- SHORT EXERCISE:
Determine how many lines in the data below contain "this" and write only that number.

Start of INPUT ROWS

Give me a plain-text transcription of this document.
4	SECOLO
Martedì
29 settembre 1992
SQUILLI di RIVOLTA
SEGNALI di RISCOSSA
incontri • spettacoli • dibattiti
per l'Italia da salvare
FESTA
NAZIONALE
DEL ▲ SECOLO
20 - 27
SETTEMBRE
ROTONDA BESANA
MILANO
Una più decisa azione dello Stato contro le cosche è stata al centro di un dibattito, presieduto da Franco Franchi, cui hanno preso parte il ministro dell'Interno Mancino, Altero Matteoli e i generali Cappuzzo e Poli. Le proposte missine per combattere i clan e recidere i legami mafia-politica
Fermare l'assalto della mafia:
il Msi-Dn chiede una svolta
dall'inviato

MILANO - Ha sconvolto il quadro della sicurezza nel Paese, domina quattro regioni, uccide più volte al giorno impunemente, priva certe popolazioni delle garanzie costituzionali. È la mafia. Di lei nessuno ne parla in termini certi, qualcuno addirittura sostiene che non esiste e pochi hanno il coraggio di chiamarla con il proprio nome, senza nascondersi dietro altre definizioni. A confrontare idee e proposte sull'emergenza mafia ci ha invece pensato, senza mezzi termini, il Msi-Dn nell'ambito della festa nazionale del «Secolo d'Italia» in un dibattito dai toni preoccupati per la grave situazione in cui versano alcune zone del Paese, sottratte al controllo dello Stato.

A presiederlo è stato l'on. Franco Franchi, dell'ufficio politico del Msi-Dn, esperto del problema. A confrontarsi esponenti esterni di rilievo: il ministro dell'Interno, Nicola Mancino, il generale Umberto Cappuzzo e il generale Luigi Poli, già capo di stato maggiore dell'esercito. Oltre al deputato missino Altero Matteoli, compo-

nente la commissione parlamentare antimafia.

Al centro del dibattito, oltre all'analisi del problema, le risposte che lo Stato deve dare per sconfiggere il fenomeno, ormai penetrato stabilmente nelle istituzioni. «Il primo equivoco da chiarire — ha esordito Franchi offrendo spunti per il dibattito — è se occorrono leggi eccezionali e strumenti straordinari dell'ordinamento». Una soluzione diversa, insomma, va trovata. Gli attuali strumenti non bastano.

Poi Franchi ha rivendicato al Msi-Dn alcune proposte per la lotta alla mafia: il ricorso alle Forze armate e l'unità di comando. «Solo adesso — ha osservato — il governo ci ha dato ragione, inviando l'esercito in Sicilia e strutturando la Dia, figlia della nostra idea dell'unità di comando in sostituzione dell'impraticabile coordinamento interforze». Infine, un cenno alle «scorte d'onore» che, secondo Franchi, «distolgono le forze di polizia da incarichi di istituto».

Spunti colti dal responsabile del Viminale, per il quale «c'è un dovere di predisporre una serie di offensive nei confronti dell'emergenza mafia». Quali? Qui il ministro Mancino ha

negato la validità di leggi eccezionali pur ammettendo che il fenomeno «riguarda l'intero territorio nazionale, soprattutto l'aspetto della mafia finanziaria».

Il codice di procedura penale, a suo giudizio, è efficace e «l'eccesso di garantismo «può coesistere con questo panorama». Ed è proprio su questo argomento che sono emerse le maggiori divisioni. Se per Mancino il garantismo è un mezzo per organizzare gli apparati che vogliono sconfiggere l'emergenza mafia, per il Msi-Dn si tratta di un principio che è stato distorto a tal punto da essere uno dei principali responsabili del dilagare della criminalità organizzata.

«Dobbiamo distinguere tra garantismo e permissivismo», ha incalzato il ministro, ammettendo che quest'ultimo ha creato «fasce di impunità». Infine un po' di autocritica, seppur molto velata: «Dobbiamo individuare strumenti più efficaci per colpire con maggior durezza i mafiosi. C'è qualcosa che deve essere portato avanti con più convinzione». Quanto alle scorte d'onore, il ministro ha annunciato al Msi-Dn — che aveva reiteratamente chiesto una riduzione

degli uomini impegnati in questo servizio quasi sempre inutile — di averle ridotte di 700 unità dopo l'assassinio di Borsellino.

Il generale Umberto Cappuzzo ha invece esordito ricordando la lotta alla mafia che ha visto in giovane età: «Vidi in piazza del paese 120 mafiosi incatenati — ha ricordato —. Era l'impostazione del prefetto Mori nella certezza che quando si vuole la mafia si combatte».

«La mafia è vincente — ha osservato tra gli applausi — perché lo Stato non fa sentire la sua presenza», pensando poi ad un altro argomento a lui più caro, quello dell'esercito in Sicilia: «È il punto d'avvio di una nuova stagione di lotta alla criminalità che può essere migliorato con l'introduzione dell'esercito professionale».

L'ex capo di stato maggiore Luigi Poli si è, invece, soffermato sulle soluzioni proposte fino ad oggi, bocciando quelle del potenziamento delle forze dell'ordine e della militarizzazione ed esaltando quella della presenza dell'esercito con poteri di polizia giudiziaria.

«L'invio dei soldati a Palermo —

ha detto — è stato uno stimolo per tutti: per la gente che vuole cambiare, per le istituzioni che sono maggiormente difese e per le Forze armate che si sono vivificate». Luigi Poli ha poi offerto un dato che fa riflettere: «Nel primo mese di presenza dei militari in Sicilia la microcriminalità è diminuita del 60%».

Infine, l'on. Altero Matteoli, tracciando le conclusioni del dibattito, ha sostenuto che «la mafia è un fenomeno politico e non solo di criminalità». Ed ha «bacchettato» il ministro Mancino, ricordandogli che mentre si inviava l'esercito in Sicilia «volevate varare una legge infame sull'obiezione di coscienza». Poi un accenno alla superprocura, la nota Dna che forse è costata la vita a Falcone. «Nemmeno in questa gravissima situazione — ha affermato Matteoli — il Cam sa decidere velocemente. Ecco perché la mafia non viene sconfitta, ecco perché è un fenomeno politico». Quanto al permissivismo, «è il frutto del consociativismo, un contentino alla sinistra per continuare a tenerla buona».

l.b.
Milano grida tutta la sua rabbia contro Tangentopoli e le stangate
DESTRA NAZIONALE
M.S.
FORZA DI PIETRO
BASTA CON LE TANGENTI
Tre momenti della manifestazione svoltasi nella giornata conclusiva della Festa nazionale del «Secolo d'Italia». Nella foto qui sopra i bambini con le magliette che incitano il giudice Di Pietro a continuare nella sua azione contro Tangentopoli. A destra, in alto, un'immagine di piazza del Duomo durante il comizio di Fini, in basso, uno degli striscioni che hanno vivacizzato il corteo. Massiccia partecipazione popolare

End of INPUT ROWS
Start of INPUT ROWS

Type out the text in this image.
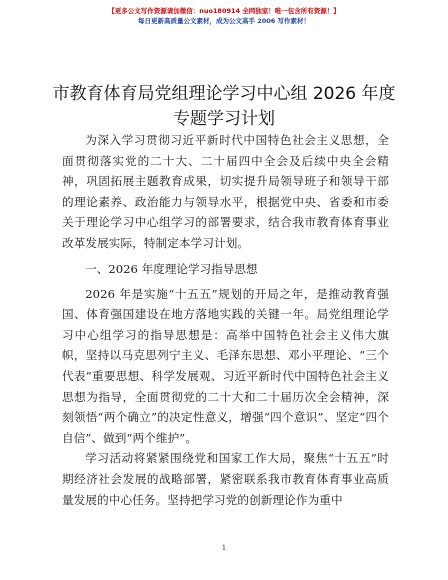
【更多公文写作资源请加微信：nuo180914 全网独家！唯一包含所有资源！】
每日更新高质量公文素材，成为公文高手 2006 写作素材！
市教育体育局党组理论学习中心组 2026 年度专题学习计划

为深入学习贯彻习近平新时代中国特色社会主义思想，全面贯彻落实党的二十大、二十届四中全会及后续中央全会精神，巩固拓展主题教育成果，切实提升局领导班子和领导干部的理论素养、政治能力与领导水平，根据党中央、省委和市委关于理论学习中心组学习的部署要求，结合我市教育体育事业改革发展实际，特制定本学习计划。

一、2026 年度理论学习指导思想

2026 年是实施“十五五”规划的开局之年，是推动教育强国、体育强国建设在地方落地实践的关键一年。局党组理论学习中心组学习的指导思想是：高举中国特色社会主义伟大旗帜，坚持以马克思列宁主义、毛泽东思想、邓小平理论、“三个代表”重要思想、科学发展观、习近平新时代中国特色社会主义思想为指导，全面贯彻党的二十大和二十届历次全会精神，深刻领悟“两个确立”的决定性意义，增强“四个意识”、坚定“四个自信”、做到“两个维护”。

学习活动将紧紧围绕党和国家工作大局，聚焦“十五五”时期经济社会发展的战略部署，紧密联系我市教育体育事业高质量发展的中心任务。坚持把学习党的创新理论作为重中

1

End of INPUT ROWS

- ANSWER IN FULL:
2